Copy the lines holding the word "this", all of them.

(A run of records)
>> Begin
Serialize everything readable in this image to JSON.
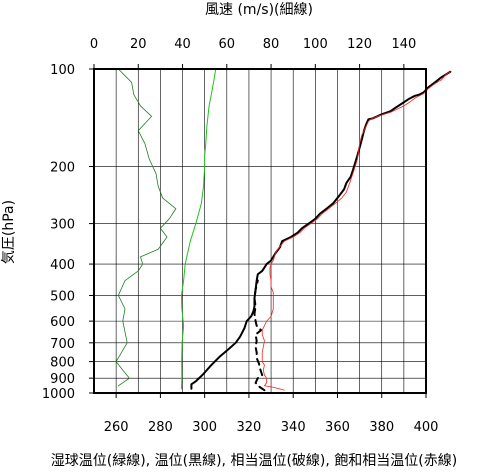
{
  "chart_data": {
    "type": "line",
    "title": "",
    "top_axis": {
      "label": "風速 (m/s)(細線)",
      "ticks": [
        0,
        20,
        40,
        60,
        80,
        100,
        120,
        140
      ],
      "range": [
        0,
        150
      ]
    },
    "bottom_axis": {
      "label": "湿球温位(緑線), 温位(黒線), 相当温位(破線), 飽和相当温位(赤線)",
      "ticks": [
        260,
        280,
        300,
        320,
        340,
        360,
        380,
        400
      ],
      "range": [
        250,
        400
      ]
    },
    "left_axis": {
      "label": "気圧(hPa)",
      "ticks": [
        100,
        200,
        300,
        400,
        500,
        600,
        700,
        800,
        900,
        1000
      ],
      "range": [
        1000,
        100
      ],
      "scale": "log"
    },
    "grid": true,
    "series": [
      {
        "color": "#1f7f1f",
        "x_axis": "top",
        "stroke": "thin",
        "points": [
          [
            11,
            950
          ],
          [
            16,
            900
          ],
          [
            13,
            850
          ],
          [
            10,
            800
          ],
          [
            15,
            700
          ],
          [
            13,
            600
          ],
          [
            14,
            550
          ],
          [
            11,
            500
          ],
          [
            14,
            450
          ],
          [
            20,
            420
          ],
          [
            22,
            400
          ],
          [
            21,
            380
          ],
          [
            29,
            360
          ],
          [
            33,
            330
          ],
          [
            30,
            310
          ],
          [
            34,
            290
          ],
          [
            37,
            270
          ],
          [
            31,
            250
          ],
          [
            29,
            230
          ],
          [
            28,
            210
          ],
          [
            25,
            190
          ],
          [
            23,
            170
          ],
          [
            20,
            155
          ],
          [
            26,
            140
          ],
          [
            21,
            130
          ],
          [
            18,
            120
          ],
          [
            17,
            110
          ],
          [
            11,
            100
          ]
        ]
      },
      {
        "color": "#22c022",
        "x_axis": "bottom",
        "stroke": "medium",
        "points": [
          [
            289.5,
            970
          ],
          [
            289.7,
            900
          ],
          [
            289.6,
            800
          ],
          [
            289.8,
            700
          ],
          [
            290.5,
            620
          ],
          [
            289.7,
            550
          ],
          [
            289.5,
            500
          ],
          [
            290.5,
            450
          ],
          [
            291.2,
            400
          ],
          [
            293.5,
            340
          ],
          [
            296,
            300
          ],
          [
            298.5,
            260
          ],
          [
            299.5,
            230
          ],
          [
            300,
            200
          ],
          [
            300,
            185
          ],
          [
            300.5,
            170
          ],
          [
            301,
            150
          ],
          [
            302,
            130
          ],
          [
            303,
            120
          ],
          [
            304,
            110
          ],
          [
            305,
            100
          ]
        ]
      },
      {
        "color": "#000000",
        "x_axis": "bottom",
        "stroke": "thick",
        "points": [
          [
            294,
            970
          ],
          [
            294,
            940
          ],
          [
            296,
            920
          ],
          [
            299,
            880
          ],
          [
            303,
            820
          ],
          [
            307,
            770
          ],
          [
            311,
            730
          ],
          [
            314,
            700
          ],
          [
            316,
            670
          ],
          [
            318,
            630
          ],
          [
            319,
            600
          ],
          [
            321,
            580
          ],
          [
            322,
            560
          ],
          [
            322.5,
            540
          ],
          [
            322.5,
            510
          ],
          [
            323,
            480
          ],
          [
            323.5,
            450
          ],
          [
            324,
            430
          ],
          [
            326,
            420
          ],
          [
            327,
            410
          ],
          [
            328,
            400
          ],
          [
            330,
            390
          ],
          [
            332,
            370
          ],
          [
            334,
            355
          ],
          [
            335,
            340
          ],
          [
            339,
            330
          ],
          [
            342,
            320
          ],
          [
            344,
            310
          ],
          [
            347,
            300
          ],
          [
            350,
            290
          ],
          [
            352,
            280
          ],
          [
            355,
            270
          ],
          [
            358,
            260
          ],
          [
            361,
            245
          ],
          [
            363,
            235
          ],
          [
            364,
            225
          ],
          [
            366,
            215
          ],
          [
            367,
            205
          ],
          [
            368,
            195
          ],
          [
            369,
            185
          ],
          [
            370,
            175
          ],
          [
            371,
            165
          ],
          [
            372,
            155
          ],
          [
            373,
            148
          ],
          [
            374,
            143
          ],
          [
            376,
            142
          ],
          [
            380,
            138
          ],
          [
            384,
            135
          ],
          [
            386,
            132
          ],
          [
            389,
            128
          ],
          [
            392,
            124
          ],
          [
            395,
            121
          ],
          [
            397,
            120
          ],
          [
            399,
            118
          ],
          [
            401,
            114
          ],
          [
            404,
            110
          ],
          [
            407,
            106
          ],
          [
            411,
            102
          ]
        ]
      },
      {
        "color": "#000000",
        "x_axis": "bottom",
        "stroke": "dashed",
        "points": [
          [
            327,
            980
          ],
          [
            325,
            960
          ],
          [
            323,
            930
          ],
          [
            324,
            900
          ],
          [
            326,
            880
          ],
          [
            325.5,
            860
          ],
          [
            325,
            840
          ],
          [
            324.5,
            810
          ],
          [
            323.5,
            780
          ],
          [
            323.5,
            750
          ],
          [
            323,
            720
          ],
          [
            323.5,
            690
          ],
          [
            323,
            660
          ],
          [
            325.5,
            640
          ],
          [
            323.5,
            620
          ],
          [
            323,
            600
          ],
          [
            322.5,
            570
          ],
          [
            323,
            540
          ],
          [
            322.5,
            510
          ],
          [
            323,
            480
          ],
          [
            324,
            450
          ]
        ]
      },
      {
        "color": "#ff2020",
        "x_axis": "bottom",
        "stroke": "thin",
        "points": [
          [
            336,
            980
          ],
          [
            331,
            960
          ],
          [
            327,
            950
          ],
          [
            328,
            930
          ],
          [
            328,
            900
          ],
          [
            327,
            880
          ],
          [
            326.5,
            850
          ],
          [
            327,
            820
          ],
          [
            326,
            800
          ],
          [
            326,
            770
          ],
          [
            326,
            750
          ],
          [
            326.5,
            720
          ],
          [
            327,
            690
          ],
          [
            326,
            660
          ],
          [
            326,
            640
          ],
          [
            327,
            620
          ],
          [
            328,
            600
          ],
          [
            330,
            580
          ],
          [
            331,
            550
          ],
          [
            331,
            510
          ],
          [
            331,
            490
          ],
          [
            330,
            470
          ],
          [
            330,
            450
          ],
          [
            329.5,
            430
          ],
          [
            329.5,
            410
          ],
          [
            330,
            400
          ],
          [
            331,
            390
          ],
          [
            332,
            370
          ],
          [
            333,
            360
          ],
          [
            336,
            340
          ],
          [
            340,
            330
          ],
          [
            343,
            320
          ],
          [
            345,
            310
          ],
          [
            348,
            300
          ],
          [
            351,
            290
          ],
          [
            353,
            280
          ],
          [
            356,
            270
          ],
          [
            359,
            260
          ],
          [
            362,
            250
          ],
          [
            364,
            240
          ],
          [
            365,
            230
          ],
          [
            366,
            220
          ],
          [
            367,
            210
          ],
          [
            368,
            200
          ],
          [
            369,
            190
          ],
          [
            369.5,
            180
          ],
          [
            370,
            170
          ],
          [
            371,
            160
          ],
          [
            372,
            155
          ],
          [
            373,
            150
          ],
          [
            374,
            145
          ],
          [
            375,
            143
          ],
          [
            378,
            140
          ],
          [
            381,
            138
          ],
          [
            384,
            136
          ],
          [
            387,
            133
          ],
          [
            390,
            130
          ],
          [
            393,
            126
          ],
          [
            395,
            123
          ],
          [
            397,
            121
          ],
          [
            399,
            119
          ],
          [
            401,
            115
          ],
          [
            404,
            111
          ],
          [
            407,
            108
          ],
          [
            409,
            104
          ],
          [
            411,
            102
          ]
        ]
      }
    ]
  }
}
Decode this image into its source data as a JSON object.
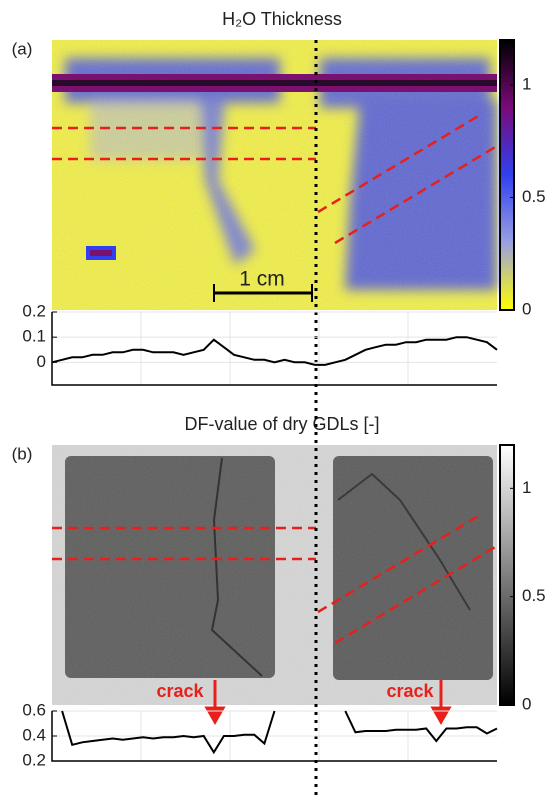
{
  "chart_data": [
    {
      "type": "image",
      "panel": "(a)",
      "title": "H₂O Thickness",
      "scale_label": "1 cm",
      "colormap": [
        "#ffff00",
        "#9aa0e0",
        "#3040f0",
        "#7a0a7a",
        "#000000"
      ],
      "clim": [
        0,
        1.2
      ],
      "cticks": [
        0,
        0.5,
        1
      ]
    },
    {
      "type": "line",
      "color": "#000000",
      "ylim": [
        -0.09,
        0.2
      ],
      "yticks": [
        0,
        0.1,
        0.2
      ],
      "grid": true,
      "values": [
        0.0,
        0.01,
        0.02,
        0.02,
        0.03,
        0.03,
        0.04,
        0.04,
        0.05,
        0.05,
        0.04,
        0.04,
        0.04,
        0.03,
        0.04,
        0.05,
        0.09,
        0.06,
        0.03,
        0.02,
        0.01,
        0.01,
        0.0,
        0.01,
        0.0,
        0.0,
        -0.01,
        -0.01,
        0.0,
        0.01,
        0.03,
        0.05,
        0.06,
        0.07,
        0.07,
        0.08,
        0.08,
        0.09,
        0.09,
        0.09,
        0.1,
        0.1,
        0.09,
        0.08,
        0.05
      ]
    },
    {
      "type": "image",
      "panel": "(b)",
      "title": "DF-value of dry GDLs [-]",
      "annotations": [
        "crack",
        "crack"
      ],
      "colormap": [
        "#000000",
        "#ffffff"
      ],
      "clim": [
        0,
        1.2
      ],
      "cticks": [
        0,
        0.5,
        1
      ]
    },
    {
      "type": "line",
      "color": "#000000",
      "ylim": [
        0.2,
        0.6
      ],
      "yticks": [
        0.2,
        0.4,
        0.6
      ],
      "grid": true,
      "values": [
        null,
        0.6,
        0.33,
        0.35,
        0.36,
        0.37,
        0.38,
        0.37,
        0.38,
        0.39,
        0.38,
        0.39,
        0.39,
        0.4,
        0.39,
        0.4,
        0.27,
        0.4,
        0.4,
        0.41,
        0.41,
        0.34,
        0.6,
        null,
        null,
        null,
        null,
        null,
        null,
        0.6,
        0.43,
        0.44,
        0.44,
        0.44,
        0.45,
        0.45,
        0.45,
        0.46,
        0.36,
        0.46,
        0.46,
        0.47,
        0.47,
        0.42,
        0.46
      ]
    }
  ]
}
>> End
The response ▸
Serialize everything readable in this image to JSON.
Decode this image into its source data as a JSON object.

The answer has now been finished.